(begin)
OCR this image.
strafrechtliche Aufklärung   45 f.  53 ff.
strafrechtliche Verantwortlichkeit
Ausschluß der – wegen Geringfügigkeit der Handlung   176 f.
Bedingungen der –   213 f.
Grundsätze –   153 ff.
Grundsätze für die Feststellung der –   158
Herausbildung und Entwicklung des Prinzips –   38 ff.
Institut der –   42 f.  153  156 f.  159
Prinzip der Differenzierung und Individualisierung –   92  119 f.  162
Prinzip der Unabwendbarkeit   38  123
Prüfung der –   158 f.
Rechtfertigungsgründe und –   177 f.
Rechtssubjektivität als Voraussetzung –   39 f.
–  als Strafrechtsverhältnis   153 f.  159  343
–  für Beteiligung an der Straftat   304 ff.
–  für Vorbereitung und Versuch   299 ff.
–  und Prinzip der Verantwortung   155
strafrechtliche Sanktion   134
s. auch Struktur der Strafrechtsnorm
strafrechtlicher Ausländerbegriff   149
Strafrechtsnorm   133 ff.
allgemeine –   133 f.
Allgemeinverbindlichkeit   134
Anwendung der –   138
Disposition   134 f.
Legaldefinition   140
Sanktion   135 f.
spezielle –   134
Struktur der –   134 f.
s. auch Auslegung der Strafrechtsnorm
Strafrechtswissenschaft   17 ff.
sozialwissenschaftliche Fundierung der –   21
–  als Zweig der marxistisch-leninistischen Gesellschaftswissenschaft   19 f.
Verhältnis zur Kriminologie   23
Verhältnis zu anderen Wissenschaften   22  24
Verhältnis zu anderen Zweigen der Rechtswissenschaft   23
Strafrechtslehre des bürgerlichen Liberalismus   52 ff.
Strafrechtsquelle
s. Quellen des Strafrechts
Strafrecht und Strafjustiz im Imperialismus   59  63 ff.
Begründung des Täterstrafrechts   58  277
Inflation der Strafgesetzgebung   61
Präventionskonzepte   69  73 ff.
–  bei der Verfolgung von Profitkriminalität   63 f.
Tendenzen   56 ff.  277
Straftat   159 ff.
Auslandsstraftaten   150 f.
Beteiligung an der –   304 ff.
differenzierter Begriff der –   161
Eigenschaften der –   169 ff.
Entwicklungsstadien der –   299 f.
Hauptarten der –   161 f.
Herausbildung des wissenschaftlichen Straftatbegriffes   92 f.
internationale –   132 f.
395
(end)
EXERCISE PROMPT:
Determine the number of lines containing "anderen". Write only that number.

RESULT OF THE TASK:
2